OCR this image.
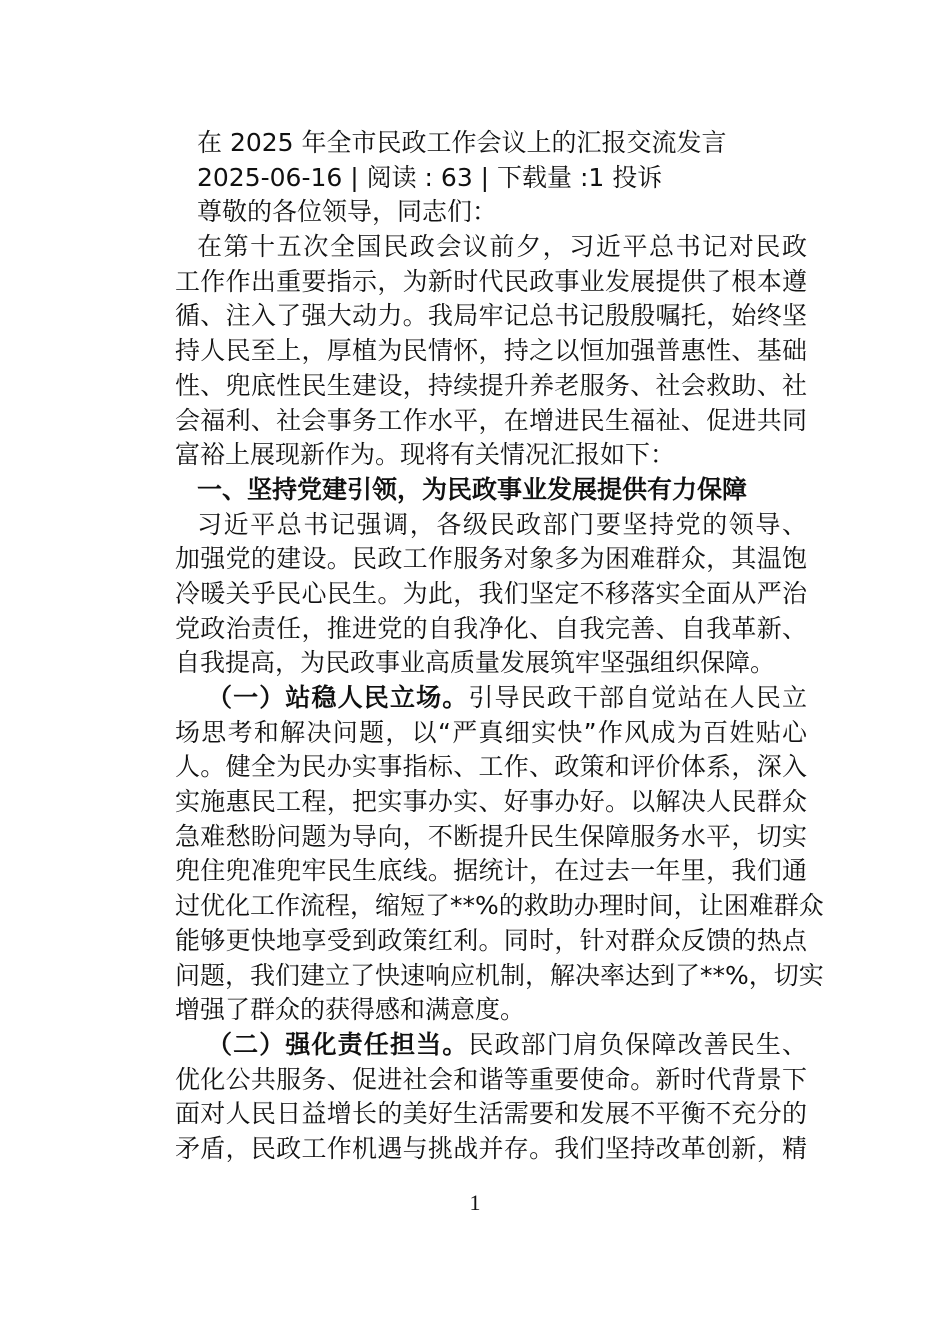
在 2025 年全市民政工作会议上的汇报交流发言
2025-06-16 | 阅读 : 63 | 下载量 :1 投诉
尊敬的各位领导，同志们：
在第十五次全国民政会议前夕，习近平总书记对民政
工作作出重要指示，为新时代民政事业发展提供了根本遵
循、注入了强大动力。我局牢记总书记殷殷嘱托，始终坚
持人民至上，厚植为民情怀，持之以恒加强普惠性、基础
性、兜底性民生建设，持续提升养老服务、社会救助、社
会福利、社会事务工作水平，在增进民生福祉、促进共同
富裕上展现新作为。现将有关情况汇报如下：
一、坚持党建引领，为民政事业发展提供有力保障
习近平总书记强调，各级民政部门要坚持党的领导、
加强党的建设。民政工作服务对象多为困难群众，其温饱
冷暖关乎民心民生。为此，我们坚定不移落实全面从严治
党政治责任，推进党的自我净化、自我完善、自我革新、
自我提高，为民政事业高质量发展筑牢坚强组织保障。
（一）站稳人民立场。引导民政干部自觉站在人民立
场思考和解决问题，以“严真细实快”作风成为百姓贴心
人。健全为民办实事指标、工作、政策和评价体系，深入
实施惠民工程，把实事办实、好事办好。以解决人民群众
急难愁盼问题为导向，不断提升民生保障服务水平，切实
兜住兜准兜牢民生底线。据统计，在过去一年里，我们通
过优化工作流程，缩短了**%的救助办理时间，让困难群众
能够更快地享受到政策红利。同时，针对群众反馈的热点
问题，我们建立了快速响应机制，解决率达到了**%，切实
增强了群众的获得感和满意度。
（二）强化责任担当。民政部门肩负保障改善民生、
优化公共服务、促进社会和谐等重要使命。新时代背景下
面对人民日益增长的美好生活需要和发展不平衡不充分的
矛盾，民政工作机遇与挑战并存。我们坚持改革创新，精
1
══════════════════════════════
Work to be completed
Using the records above, retype everything exactly except the pictures.

Solution for this task
OCR this image.
在 2025 年全市民政工作会议上的汇报交流发言
2025-06-16 | 阅读 : 63 | 下载量 :1 投诉
尊敬的各位领导，同志们：
在第十五次全国民政会议前夕，习近平总书记对民政
工作作出重要指示，为新时代民政事业发展提供了根本遵
循、注入了强大动力。我局牢记总书记殷殷嘱托，始终坚
持人民至上，厚植为民情怀，持之以恒加强普惠性、基础
性、兜底性民生建设，持续提升养老服务、社会救助、社
会福利、社会事务工作水平，在增进民生福祉、促进共同
富裕上展现新作为。现将有关情况汇报如下：
一、坚持党建引领，为民政事业发展提供有力保障
习近平总书记强调，各级民政部门要坚持党的领导、
加强党的建设。民政工作服务对象多为困难群众，其温饱
冷暖关乎民心民生。为此，我们坚定不移落实全面从严治
党政治责任，推进党的自我净化、自我完善、自我革新、
自我提高，为民政事业高质量发展筑牢坚强组织保障。
（一）站稳人民立场。引导民政干部自觉站在人民立
场思考和解决问题，以“严真细实快”作风成为百姓贴心
人。健全为民办实事指标、工作、政策和评价体系，深入
实施惠民工程，把实事办实、好事办好。以解决人民群众
急难愁盼问题为导向，不断提升民生保障服务水平，切实
兜住兜准兜牢民生底线。据统计，在过去一年里，我们通
过优化工作流程，缩短了**%的救助办理时间，让困难群众
能够更快地享受到政策红利。同时，针对群众反馈的热点
问题，我们建立了快速响应机制，解决率达到了**%，切实
增强了群众的获得感和满意度。
（二）强化责任担当。民政部门肩负保障改善民生、
优化公共服务、促进社会和谐等重要使命。新时代背景下
面对人民日益增长的美好生活需要和发展不平衡不充分的
矛盾，民政工作机遇与挑战并存。我们坚持改革创新，精
1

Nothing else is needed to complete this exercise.